** Work to do **
Identify the lines that contain the word "values", then copy them.

Dataset rows about figures
START
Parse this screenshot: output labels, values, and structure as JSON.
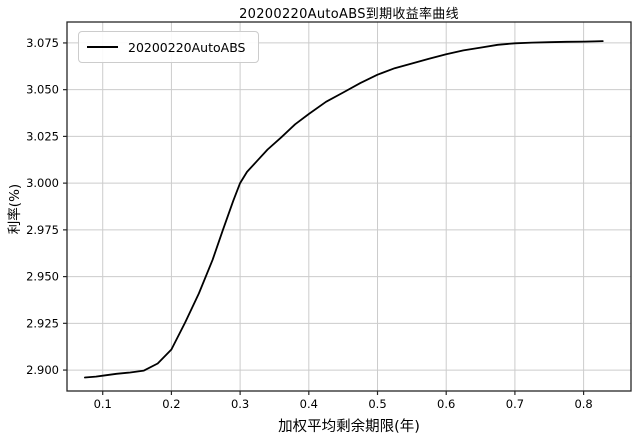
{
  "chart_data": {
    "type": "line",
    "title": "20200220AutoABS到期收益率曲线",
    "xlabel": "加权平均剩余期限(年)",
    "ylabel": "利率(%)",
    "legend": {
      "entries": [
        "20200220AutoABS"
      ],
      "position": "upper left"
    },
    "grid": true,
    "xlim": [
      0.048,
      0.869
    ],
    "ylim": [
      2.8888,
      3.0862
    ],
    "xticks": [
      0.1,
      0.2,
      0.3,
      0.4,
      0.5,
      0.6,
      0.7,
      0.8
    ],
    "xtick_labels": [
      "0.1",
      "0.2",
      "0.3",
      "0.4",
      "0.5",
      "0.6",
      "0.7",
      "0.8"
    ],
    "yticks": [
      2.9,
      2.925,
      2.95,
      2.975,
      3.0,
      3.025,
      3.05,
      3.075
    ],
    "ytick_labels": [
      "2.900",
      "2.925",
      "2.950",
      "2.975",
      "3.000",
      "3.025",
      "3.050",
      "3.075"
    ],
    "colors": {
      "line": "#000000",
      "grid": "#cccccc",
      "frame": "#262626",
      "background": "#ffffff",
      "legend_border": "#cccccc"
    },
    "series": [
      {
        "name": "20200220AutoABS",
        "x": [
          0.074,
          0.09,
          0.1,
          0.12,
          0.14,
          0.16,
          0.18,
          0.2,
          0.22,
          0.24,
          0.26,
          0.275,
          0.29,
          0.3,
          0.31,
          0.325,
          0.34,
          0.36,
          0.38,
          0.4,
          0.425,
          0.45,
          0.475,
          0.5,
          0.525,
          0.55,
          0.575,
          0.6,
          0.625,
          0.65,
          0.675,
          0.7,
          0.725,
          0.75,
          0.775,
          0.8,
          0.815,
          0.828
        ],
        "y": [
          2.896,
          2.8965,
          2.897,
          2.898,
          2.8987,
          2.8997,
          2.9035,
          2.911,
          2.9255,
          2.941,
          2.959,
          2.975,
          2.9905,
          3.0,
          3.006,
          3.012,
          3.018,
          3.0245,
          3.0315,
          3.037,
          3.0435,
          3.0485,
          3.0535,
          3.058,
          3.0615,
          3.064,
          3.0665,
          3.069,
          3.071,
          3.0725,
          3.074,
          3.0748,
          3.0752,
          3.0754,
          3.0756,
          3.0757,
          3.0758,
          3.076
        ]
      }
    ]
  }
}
END
START
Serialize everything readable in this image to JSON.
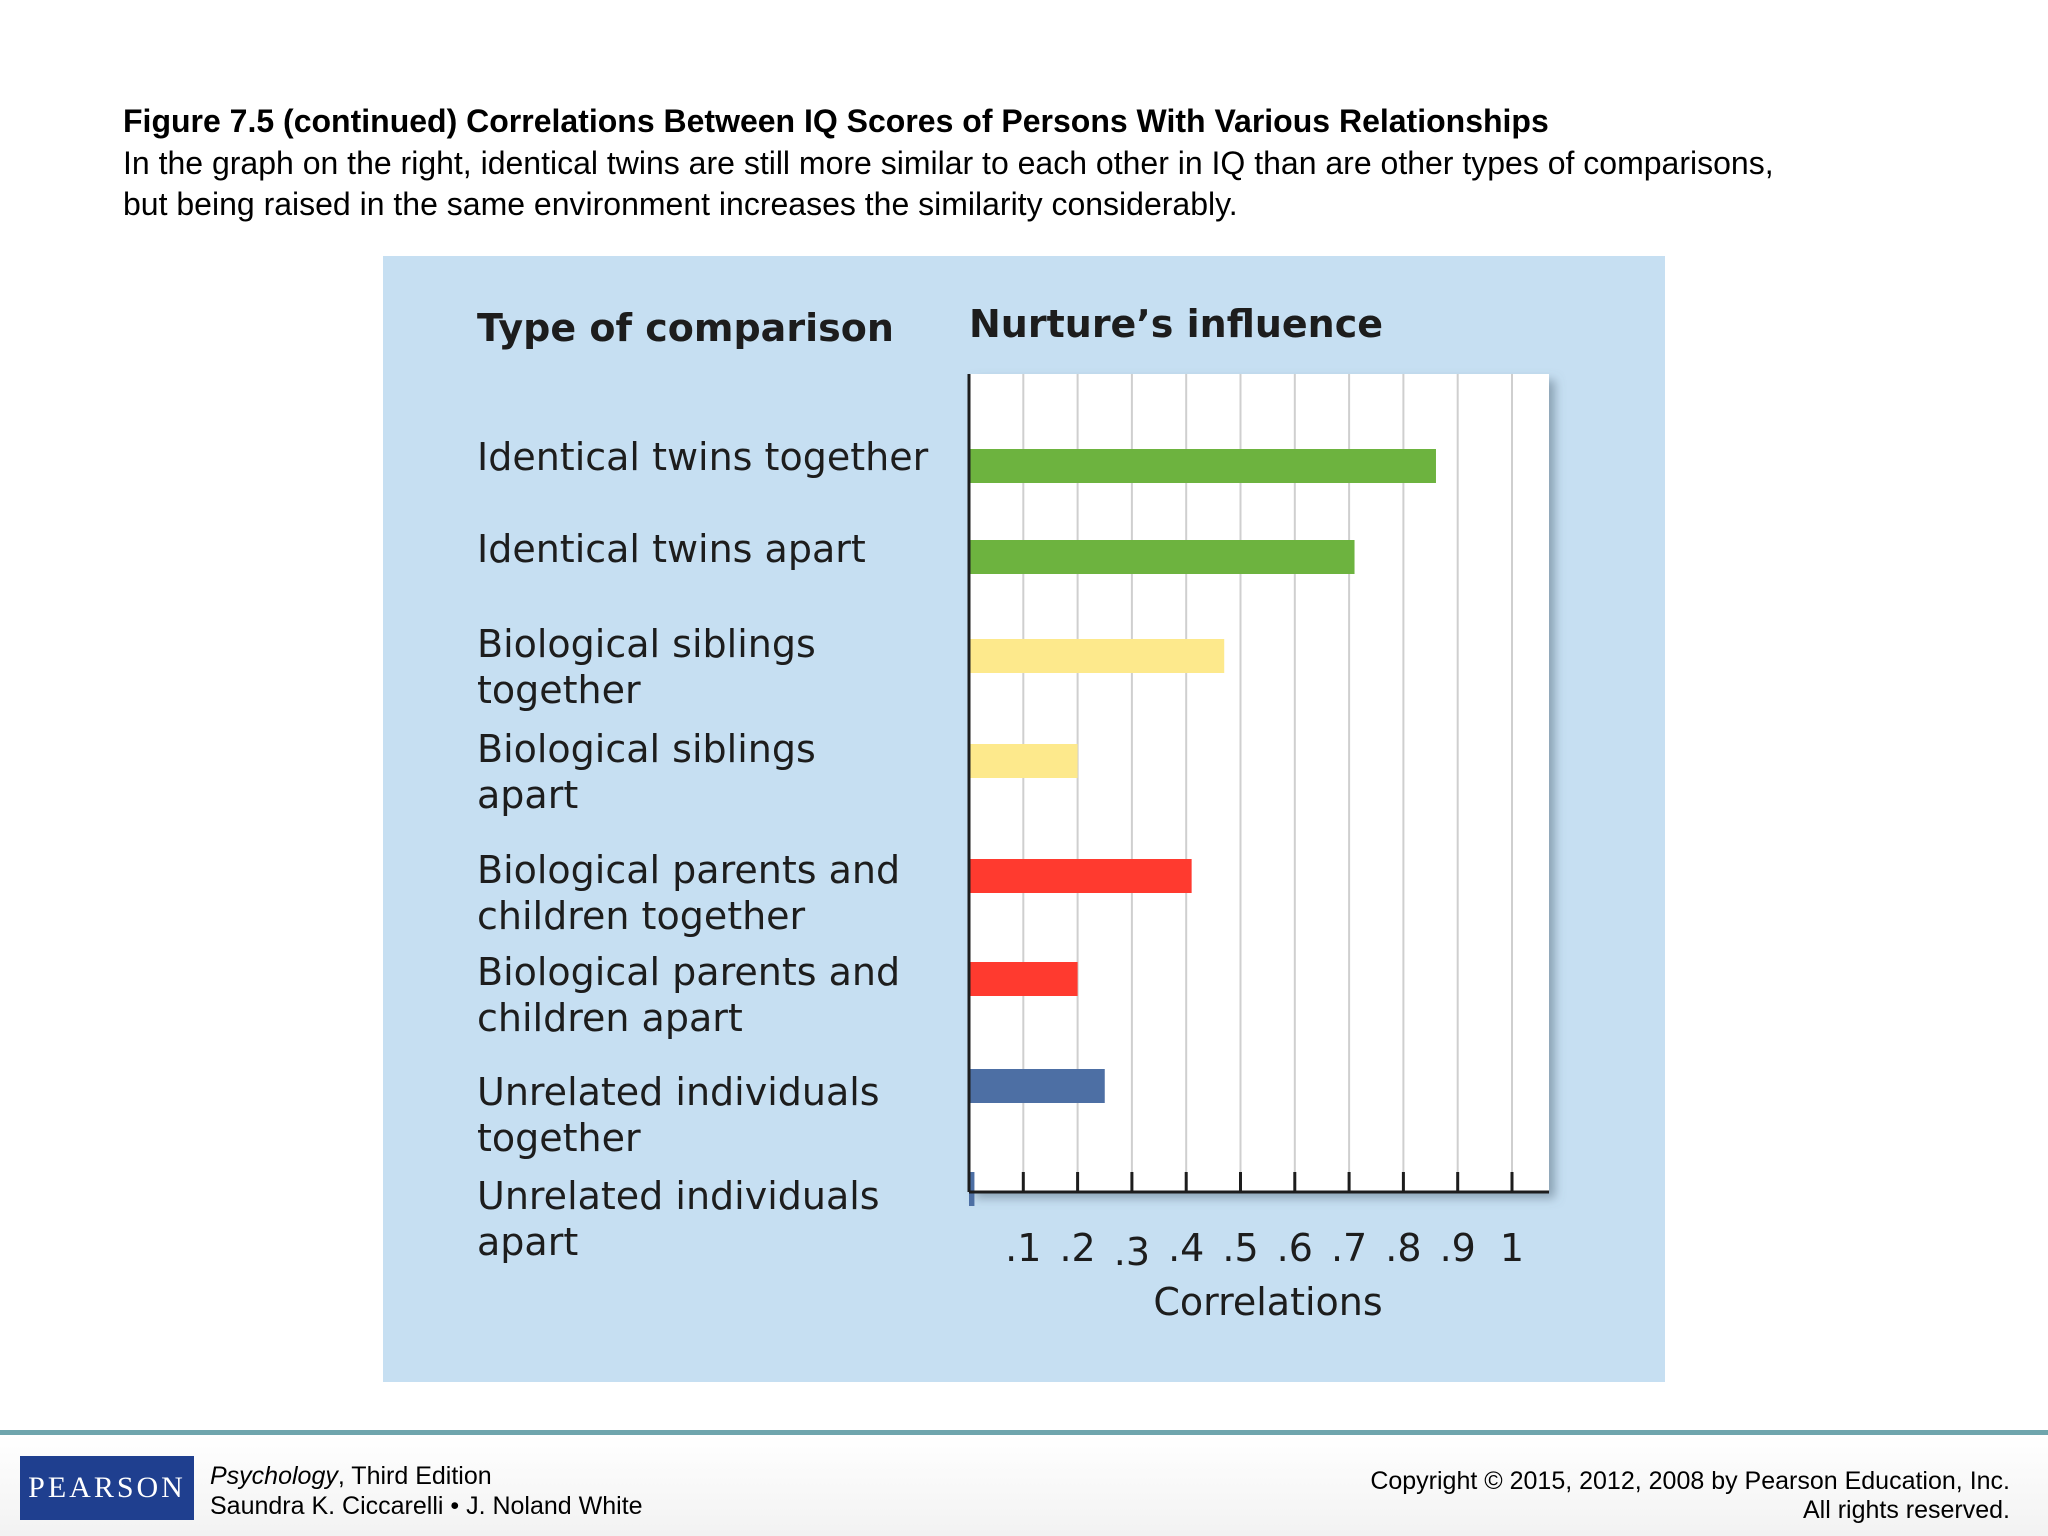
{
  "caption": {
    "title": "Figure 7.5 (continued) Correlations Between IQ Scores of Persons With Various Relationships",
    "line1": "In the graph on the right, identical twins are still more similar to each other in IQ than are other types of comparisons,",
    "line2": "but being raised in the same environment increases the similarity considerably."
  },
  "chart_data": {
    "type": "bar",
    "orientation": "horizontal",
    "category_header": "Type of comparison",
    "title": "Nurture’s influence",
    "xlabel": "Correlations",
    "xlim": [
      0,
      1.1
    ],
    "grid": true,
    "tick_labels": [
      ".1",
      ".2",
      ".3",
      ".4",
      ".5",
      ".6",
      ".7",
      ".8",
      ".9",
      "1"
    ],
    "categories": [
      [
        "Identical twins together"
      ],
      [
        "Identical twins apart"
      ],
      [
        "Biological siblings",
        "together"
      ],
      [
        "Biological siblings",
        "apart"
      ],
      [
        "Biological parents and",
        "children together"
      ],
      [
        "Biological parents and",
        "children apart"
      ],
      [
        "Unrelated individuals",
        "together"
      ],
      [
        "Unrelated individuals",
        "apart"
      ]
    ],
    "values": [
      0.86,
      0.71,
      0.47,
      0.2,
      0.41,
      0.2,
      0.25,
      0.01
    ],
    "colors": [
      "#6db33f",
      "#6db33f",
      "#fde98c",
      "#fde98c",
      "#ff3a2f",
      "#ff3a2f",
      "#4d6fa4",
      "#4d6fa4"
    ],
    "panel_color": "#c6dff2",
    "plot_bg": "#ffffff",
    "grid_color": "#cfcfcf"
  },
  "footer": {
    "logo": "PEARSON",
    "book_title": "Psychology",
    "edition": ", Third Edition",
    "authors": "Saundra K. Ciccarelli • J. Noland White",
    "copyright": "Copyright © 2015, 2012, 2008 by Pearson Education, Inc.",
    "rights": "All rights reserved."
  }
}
END
** Reply **
Parse this screenshot: output labels, values, and structure as JSON.
    "values": [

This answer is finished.